* EXERCISE TEXT
This project provides a command-line tool for discovering and validating exposed API keys on GitHub, aimed at security researchers and developers for educational purposes. It helps users understand common API key exposure vectors and promotes responsible disclosure practices by demonstrating how keys can be found in public repositories.

How It Works

The tool operates in two main modes: a scraper that uses a GitHub token to search for common API key patterns (OpenAI, Anthropic, Google) via regex and stores findings in a local SQLite database, and a verifier that validates these discovered keys against the respective provider APIs. This approach allows for practical demonstration of security vulnerabilities without requiring complex setup or extensive knowledge of API security.

Quick Start & Requirements

• Install: Download pre-compiled executables for Windows or Linux from the project's Releases page. No .NET runtime is required for these self-contained binaries.

* PROBLEM 1
In the project description, swap "SQLite" for "PostgreSQL" in the passage starting at "The tool operates" and ending at "of API security.".
* PROBLEM 2
Turn the paragraph of the project description that begins "The tool operates in two main modes" into a short bulleted list that keeps its main facts.
* PROBLEM 3
Summarize the project description in three sentences.

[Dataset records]
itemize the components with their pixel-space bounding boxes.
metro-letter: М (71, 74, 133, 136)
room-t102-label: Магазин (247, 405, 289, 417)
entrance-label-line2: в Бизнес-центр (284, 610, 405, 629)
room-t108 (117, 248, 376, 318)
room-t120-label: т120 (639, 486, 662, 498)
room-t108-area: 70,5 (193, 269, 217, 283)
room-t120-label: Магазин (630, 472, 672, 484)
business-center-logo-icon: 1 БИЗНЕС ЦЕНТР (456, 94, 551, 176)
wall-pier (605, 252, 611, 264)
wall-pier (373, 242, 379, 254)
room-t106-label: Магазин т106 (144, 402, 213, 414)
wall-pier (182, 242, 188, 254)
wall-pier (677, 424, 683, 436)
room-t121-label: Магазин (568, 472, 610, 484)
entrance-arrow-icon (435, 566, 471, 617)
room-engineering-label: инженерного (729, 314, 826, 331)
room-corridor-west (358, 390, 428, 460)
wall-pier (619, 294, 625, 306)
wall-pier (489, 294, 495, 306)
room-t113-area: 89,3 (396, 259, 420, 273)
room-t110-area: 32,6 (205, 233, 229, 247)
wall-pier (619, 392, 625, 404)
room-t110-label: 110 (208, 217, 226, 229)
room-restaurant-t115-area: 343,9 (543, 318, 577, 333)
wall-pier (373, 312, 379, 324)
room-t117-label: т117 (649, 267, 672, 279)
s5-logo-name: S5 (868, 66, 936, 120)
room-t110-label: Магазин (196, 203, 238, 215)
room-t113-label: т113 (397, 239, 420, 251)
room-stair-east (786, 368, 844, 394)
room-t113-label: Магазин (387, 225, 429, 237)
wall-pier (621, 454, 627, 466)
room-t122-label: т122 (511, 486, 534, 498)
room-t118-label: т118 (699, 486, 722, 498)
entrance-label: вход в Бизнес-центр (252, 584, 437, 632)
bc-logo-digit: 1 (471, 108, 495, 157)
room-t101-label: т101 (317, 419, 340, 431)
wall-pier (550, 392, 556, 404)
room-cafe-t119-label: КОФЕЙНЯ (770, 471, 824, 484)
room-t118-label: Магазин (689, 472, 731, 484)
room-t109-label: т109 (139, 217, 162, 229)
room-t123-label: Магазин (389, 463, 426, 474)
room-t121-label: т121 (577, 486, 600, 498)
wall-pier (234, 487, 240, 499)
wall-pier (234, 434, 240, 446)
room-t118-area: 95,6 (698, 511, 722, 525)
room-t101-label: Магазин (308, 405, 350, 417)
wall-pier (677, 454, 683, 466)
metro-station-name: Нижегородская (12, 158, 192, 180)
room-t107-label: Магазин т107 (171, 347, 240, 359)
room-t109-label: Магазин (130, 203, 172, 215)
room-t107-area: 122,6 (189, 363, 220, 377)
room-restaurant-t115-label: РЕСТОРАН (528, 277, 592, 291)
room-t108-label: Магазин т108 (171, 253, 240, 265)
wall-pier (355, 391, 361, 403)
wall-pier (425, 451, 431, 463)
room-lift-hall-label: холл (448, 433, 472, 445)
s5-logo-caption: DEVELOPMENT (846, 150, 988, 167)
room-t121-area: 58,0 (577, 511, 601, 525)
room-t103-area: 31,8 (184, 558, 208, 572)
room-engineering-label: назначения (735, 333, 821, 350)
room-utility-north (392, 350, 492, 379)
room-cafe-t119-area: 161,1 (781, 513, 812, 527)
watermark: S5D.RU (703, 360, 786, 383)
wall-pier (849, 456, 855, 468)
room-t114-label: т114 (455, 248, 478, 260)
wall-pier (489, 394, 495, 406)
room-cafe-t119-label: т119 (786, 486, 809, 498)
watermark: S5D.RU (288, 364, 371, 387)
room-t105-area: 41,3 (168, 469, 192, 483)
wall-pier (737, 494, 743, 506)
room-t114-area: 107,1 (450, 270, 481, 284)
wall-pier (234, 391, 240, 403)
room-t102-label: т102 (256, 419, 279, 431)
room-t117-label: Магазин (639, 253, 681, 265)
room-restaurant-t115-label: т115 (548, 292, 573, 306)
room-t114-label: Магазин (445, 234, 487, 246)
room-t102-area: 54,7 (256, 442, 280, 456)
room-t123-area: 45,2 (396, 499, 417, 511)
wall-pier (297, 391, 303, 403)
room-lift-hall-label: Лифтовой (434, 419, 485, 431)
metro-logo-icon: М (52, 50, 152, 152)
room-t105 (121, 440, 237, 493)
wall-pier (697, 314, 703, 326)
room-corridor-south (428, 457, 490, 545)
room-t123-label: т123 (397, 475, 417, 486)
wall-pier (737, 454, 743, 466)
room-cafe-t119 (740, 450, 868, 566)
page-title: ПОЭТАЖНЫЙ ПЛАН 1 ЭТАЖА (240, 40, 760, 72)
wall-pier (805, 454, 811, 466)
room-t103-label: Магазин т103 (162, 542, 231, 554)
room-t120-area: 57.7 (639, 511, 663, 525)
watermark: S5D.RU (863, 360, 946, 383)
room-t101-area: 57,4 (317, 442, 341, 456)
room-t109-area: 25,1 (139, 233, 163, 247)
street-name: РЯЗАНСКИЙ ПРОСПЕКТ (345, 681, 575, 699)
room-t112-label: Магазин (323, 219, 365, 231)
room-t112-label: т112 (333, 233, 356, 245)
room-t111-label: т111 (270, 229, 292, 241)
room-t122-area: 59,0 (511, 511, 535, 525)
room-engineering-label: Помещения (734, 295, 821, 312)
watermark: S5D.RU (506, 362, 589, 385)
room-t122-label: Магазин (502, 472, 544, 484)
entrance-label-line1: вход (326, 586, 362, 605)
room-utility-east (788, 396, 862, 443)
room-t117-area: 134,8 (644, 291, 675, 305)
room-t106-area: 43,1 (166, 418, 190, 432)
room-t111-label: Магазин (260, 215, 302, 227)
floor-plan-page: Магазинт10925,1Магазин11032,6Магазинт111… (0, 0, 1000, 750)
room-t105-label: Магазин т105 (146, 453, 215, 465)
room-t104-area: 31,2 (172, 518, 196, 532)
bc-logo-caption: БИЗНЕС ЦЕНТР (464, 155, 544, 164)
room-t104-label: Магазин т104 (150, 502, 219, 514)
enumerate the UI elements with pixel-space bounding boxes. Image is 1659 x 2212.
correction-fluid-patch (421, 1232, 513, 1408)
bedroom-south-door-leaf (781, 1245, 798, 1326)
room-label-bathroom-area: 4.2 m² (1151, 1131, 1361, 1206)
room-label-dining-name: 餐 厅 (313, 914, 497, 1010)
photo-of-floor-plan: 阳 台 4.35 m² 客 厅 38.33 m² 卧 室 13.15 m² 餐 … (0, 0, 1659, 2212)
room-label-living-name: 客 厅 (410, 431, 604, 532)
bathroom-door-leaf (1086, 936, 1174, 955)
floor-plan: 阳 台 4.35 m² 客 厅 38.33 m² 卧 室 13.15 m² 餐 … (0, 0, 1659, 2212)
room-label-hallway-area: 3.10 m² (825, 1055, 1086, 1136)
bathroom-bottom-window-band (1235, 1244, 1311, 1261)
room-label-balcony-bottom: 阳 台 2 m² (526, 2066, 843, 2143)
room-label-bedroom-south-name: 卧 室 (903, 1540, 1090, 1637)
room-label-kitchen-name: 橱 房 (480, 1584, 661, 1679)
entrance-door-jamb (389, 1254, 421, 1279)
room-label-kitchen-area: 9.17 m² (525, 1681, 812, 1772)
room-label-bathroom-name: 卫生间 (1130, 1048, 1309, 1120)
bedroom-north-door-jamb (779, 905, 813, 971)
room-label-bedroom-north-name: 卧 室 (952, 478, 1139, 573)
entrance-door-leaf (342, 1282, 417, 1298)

* TASK ANSWER 1
The tool operates in two main modes: a scraper that uses a GitHub token to search for common API key patterns (OpenAI, Anthropic, Google) via regex and stores findings in a local PostgreSQL database, and a verifier that validates these discovered keys against the respective provider APIs. This approach allows for practical demonstration of security vulnerabilities without requiring complex setup or extensive knowledge of API security.

* TASK ANSWER 2
- Scraper: uses a GitHub token to search for common API key patterns (OpenAI, Anthropic, Google) via regex and stores findings in a local SQLite database.
- Verifier: validates the discovered keys against the respective provider APIs.
- Benefit: demonstrates security vulnerabilities in practice without complex setup or extensive knowledge of API security.

* TASK ANSWER 3
The project is a command-line tool for discovering and validating exposed API keys on GitHub, aimed at security researchers and developers for educational purposes. Its scraper uses a GitHub token and regex to find OpenAI, Anthropic, and Google key patterns and stores them in a local SQLite database, and its verifier validates those keys against the provider APIs. Self-contained executables for Windows and Linux can be downloaded from the Releases page and need no .NET runtime.